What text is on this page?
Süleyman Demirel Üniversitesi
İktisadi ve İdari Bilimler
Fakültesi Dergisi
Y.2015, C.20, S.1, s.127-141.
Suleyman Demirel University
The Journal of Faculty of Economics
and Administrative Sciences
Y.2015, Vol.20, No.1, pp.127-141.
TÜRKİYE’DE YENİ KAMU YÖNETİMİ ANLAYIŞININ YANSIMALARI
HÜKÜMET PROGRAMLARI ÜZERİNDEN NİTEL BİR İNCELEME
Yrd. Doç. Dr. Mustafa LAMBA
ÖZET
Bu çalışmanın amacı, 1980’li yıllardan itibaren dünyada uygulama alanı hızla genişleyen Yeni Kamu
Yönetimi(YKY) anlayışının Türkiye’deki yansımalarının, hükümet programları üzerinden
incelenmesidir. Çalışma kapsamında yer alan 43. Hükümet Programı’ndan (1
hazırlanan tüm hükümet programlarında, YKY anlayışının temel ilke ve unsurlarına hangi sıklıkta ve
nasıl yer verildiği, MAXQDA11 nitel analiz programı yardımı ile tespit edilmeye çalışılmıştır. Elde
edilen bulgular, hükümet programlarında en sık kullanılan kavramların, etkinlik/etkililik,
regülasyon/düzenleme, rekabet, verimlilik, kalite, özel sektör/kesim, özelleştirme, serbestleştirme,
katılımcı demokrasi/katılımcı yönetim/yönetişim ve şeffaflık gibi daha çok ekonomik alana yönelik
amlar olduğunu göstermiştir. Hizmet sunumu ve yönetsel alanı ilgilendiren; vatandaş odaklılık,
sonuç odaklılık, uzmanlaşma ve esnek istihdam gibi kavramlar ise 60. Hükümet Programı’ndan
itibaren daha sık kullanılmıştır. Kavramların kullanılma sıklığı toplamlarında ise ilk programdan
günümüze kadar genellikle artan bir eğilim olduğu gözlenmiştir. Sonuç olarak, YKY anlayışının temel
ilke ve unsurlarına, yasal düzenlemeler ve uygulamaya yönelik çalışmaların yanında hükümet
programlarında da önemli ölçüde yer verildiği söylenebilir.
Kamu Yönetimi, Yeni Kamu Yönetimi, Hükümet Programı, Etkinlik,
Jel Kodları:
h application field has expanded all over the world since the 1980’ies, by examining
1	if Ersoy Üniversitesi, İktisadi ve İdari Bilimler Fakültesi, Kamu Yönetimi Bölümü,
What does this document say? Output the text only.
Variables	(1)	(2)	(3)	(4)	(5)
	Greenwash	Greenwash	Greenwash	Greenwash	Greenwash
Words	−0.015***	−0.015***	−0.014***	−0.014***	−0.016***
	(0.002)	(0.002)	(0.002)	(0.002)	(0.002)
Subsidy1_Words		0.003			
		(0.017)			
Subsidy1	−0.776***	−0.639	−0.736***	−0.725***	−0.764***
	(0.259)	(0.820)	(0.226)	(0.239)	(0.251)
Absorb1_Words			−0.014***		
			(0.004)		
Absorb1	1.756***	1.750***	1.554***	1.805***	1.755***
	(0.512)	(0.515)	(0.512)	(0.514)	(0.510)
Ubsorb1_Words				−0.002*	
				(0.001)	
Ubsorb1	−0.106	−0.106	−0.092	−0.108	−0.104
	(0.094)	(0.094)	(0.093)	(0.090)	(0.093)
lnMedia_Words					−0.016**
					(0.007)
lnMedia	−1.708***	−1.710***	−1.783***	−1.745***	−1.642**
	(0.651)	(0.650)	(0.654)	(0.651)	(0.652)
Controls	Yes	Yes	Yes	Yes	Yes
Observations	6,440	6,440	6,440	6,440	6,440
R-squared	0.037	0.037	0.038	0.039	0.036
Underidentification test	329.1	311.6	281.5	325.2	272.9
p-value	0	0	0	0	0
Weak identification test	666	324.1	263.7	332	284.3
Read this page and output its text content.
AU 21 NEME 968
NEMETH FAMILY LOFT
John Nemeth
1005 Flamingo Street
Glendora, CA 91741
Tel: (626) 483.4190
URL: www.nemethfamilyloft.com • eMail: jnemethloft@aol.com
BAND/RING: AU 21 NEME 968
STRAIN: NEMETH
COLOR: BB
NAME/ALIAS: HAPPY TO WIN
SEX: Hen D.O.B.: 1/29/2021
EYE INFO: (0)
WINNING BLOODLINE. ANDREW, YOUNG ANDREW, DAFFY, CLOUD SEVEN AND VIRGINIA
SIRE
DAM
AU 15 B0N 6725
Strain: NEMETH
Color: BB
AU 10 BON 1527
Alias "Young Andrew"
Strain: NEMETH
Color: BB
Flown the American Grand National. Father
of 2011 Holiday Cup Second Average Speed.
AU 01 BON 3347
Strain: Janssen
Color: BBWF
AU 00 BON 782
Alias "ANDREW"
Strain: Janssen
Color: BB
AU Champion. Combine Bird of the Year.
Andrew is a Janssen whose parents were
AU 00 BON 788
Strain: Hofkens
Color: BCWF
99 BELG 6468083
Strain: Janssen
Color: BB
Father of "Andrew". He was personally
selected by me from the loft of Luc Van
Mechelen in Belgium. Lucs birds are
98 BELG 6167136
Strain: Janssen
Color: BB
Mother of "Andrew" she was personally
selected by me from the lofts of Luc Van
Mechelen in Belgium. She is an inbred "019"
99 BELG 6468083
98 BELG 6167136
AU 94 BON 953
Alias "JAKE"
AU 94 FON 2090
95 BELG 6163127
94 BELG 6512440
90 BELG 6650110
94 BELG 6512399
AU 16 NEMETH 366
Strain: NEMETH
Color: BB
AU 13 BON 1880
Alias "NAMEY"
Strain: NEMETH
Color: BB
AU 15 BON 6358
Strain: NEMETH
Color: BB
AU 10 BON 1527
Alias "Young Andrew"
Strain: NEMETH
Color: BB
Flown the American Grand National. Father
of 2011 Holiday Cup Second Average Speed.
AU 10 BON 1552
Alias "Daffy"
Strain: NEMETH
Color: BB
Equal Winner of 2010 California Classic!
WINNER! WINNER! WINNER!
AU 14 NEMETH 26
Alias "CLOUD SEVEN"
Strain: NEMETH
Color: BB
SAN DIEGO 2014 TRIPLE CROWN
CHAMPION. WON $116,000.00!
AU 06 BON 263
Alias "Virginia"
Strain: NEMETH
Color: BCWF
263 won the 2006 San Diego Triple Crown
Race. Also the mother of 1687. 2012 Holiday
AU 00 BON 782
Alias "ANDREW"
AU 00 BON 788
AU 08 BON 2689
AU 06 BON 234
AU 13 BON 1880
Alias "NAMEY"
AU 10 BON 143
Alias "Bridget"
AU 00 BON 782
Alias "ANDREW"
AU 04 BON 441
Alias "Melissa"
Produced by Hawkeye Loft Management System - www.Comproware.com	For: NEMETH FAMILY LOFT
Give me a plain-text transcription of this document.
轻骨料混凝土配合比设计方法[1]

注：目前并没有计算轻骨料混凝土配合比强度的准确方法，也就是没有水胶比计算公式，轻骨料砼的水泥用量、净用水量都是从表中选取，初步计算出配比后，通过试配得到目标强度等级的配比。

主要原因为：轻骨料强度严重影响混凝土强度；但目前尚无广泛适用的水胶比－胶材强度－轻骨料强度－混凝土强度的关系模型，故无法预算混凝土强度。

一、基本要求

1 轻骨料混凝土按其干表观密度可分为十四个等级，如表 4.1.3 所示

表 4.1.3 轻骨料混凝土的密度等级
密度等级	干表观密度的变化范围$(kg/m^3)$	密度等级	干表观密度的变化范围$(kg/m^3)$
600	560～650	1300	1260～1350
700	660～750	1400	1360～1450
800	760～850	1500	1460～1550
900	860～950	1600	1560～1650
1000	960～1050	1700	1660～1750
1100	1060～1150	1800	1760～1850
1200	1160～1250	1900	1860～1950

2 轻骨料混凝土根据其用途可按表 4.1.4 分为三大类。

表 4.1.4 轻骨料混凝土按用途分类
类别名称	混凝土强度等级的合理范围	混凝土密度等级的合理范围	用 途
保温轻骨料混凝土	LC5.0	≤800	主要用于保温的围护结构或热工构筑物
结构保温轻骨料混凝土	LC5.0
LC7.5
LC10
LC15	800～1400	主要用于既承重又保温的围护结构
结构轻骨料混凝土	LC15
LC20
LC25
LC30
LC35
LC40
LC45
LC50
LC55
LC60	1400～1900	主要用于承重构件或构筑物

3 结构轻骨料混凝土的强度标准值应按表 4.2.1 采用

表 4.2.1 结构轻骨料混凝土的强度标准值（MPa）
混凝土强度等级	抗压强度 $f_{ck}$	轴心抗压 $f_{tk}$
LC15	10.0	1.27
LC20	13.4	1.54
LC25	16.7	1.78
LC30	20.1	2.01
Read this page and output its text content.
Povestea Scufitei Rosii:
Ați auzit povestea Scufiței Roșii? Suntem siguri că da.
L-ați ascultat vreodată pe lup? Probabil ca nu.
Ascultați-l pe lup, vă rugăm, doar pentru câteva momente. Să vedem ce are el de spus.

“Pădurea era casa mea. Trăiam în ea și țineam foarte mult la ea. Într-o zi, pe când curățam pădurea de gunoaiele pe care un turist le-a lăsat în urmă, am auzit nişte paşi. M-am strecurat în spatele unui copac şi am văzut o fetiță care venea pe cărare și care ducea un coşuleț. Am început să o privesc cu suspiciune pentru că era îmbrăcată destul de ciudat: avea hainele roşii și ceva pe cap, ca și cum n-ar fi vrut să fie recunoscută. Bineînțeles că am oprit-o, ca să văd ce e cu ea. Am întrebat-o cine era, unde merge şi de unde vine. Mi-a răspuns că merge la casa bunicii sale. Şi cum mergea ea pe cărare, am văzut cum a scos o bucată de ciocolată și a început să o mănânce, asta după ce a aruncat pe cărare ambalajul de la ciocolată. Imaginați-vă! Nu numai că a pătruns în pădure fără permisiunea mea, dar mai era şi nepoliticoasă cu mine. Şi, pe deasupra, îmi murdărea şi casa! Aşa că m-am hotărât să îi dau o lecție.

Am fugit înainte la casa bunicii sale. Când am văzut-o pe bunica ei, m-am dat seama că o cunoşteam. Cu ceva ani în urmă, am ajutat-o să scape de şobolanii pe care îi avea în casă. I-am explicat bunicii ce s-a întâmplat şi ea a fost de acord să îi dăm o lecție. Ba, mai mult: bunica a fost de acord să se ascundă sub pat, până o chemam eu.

^^^^

▸ What this task involves: Check each line in the listing above for the string "gibi", then report how many lines contain it, with no other text.

▸ Exercise answer: 2